## TASK REQUIREMENTS:
Only the lines holding the string "dass" are needed. Copy each one.
— start of GIVEN DATA —
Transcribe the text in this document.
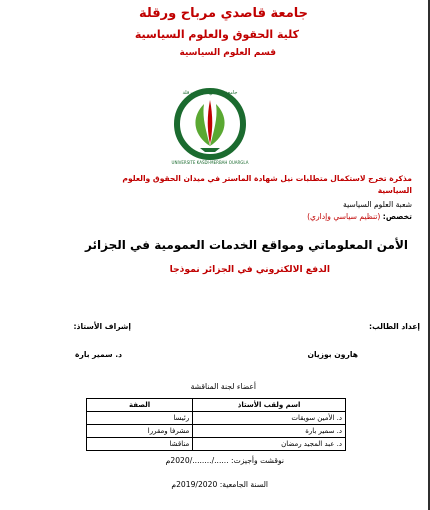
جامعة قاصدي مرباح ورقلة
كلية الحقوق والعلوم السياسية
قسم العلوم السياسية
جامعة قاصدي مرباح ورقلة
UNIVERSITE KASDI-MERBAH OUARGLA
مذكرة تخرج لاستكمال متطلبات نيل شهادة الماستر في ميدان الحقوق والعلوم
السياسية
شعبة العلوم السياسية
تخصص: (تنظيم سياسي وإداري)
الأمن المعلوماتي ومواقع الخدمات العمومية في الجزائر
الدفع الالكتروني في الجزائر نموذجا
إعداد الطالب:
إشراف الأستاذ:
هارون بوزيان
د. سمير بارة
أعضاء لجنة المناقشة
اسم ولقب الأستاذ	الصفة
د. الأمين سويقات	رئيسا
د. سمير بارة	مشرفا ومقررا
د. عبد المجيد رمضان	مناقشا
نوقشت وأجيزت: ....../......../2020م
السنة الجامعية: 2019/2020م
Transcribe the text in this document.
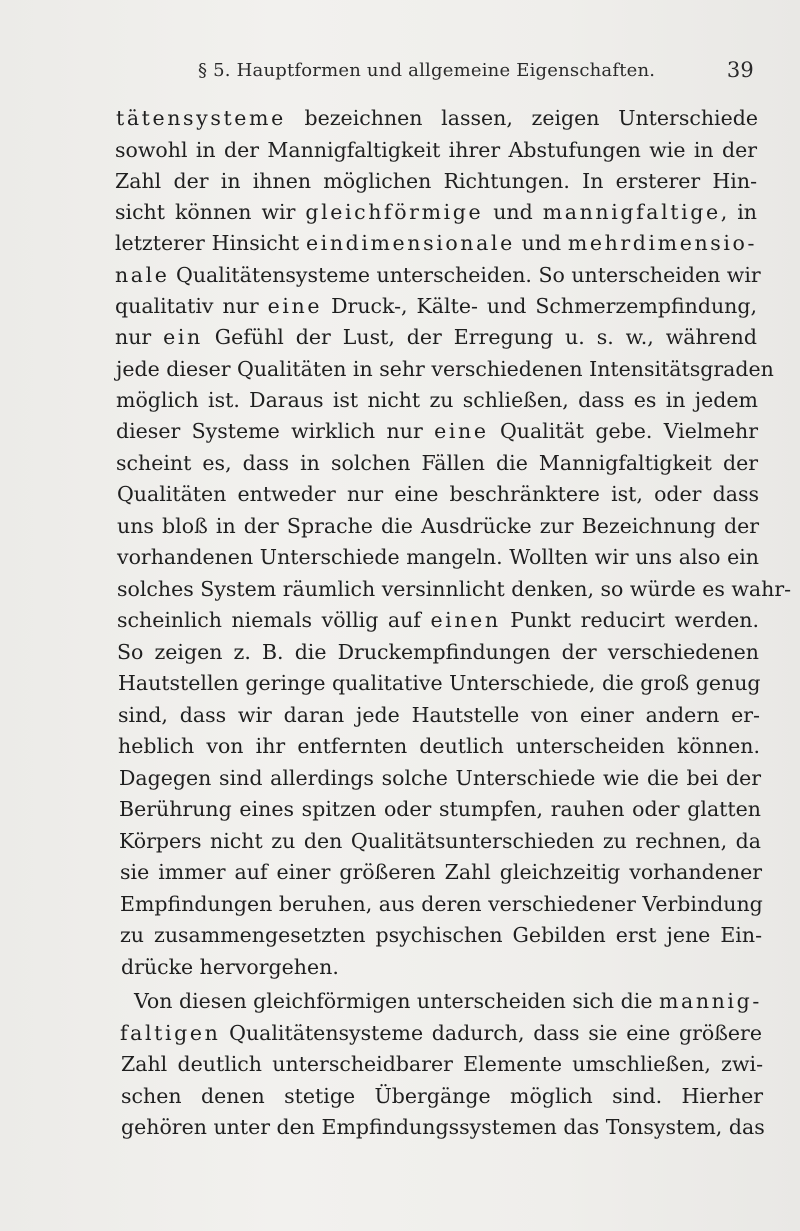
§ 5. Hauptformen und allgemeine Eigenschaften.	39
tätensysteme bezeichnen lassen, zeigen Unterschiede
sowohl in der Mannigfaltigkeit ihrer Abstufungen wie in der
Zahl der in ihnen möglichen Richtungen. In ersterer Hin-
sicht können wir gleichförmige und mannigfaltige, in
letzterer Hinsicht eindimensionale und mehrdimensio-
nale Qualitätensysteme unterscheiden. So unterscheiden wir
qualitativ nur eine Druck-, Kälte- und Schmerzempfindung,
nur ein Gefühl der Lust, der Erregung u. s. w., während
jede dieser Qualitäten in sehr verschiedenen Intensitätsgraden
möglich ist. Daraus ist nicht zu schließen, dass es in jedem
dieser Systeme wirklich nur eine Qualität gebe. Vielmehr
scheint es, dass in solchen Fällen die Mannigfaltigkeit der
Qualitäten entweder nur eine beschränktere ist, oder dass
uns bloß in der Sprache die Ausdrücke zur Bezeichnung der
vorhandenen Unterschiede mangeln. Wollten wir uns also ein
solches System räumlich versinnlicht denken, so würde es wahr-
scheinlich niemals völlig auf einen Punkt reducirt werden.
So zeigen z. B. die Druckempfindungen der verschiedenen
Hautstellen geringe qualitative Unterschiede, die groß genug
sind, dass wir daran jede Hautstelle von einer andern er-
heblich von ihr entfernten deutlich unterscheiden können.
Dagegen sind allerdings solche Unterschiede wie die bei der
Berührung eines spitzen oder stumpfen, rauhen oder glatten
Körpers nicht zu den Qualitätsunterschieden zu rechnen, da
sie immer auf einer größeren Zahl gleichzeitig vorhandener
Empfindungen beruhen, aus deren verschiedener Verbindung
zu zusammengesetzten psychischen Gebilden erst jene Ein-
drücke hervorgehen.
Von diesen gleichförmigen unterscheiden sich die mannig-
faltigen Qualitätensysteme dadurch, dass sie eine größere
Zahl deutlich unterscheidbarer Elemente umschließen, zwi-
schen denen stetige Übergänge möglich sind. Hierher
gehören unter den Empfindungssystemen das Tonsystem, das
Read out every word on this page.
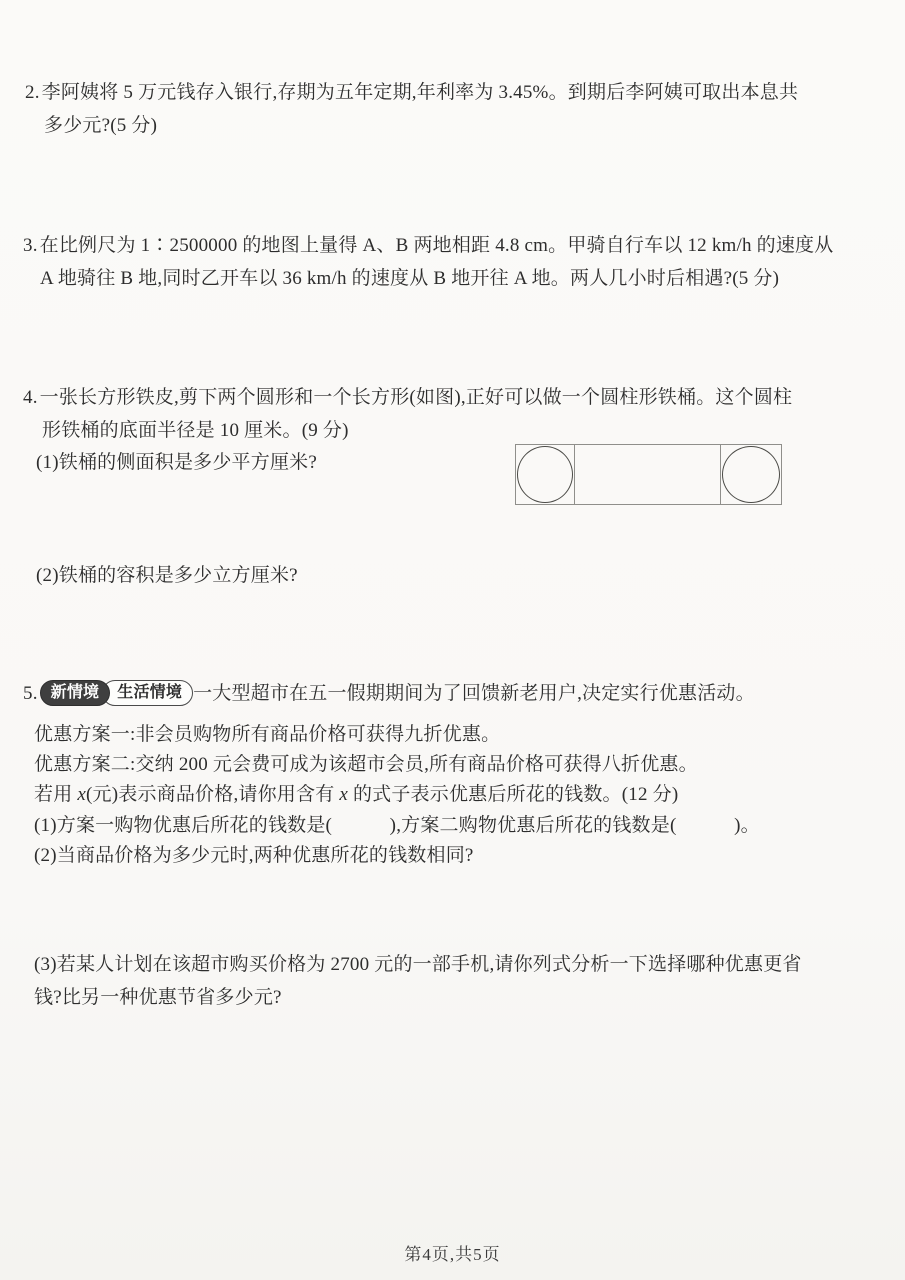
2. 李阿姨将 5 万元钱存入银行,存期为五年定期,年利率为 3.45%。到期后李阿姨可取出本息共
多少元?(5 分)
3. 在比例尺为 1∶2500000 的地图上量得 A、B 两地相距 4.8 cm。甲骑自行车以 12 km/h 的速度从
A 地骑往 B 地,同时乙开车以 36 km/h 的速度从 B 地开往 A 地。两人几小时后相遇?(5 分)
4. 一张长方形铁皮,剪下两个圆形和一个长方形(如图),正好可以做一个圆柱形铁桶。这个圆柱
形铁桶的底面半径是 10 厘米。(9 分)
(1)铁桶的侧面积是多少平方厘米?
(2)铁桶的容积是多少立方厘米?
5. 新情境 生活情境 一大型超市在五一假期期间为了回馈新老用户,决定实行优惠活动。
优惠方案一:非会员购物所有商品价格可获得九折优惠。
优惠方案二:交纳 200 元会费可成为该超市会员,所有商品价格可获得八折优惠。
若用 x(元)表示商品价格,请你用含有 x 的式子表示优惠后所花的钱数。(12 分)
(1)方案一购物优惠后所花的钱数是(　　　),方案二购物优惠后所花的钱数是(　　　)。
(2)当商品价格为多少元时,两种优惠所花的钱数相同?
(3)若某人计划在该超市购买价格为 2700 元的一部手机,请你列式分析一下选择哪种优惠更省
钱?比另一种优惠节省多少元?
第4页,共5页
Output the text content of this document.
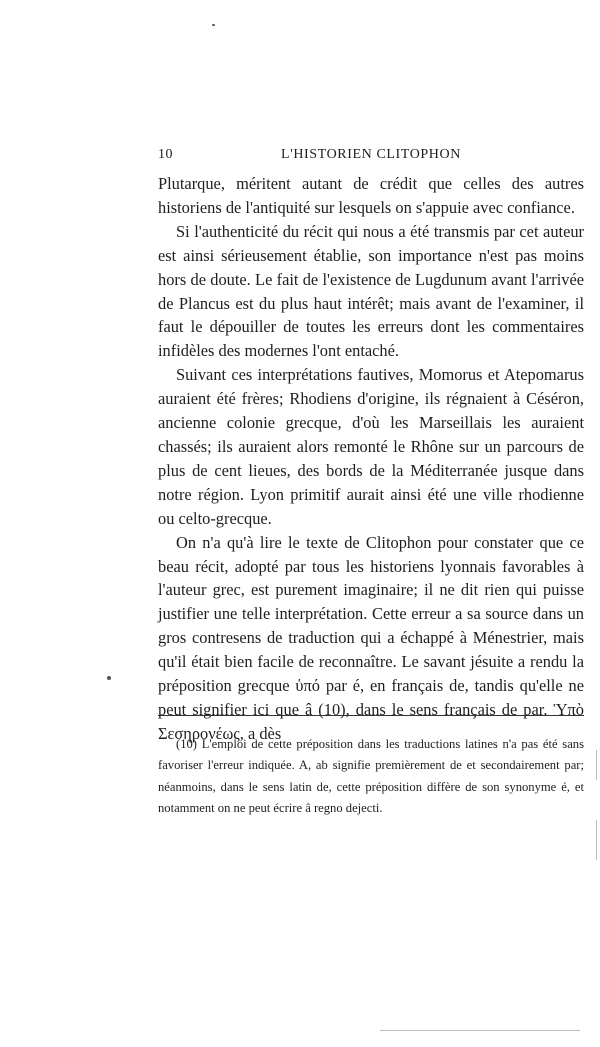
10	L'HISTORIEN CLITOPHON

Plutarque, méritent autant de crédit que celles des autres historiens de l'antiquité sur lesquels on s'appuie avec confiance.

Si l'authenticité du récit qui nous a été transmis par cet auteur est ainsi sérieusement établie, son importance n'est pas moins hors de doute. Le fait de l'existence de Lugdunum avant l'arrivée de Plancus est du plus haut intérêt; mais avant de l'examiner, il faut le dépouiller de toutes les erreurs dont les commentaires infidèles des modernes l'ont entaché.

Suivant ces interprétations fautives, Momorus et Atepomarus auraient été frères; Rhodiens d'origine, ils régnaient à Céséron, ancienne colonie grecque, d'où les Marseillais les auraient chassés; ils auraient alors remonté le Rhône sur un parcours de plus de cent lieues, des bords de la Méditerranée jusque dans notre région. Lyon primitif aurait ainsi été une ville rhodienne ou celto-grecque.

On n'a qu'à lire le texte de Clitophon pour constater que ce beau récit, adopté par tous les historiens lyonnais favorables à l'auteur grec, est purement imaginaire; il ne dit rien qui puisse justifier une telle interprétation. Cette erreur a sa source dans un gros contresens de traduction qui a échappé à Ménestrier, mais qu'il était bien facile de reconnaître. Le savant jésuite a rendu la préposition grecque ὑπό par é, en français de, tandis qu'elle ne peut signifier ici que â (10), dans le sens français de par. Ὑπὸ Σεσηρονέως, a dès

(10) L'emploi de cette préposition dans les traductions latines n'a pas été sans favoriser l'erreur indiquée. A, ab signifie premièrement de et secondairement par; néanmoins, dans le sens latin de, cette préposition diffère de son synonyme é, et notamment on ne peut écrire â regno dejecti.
— end of GIVEN DATA —
— start of GIVEN DATA —
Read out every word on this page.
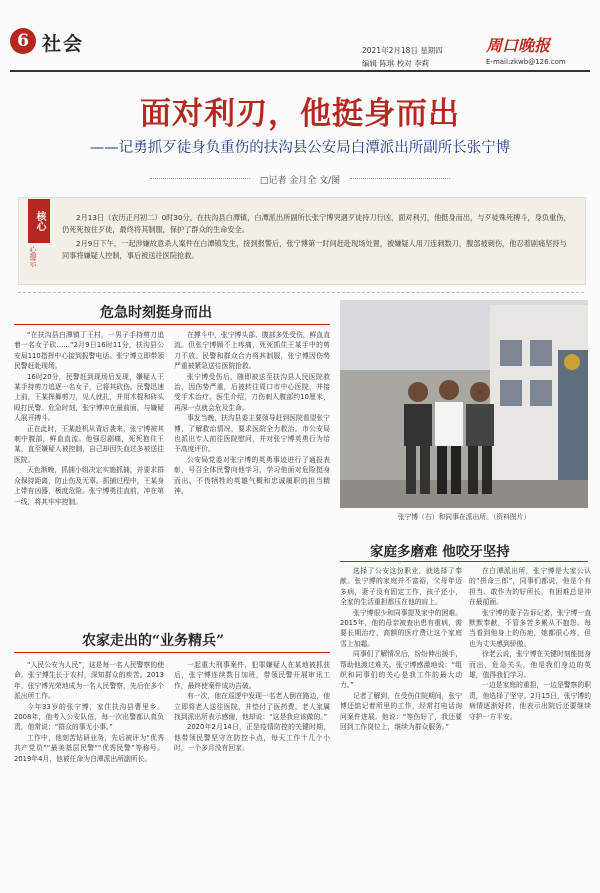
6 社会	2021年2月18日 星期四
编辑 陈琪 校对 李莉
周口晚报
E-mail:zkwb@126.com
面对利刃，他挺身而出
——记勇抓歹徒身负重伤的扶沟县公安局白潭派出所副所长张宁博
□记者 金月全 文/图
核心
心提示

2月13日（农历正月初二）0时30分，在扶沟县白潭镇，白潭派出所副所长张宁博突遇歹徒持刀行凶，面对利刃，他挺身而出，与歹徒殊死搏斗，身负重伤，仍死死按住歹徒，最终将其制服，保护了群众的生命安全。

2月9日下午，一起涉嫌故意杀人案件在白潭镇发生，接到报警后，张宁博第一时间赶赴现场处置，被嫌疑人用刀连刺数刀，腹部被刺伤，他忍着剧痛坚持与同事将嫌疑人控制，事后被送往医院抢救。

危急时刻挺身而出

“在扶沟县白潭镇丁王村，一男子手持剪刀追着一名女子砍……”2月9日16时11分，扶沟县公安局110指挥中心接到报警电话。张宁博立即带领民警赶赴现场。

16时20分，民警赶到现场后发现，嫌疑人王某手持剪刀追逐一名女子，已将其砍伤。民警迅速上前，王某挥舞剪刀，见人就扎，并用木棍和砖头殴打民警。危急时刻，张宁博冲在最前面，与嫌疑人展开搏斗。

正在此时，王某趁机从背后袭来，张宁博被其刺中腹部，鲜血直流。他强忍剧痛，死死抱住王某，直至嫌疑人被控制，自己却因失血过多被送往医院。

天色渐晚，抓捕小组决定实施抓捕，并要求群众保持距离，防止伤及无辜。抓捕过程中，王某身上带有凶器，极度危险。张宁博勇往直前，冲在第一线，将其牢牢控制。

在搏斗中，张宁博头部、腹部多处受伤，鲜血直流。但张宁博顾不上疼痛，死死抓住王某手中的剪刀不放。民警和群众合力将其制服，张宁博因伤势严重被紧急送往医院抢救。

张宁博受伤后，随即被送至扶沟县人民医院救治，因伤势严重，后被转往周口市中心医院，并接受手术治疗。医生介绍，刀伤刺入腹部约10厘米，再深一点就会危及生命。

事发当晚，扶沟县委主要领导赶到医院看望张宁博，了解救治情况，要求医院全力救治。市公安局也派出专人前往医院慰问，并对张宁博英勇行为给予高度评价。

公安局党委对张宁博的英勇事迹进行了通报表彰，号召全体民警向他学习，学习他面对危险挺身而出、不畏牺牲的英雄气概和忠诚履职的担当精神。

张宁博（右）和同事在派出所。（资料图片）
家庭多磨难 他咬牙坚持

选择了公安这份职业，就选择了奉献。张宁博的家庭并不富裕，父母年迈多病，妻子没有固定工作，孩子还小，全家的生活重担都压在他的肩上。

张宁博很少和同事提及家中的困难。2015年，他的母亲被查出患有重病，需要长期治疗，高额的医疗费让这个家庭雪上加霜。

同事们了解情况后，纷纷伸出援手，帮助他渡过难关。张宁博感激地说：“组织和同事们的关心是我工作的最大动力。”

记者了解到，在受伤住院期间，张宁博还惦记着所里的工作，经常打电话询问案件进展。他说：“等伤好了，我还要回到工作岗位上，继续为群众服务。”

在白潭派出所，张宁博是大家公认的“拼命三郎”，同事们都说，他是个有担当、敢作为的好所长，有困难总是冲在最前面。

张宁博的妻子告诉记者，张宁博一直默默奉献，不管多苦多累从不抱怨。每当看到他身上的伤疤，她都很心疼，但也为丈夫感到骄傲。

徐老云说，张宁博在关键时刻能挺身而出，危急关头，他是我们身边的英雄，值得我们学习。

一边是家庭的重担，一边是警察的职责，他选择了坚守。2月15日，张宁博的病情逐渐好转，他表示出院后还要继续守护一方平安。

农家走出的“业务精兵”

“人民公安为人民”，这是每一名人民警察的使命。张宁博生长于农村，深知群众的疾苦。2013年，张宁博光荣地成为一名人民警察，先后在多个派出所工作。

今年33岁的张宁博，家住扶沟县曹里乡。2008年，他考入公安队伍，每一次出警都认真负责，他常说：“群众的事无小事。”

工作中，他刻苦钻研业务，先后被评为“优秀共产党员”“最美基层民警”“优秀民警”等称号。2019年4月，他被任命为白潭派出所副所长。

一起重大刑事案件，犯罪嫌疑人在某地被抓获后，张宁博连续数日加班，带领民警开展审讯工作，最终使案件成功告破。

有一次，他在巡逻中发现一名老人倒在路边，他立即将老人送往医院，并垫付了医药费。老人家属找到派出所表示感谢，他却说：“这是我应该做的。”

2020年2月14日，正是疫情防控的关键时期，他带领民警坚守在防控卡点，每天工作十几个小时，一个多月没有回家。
— end of GIVEN DATA —
## TASK RESPONSE:
möglich ist. Daraus ist nicht zu schließen, dass es in jedem
scheint es, dass in solchen Fällen die Mannigfaltigkeit der
Qualitäten entweder nur eine beschränktere ist, oder dass
sind, dass wir daran jede Hautstelle von einer andern er-
faltigen Qualitätensysteme dadurch, dass sie eine größere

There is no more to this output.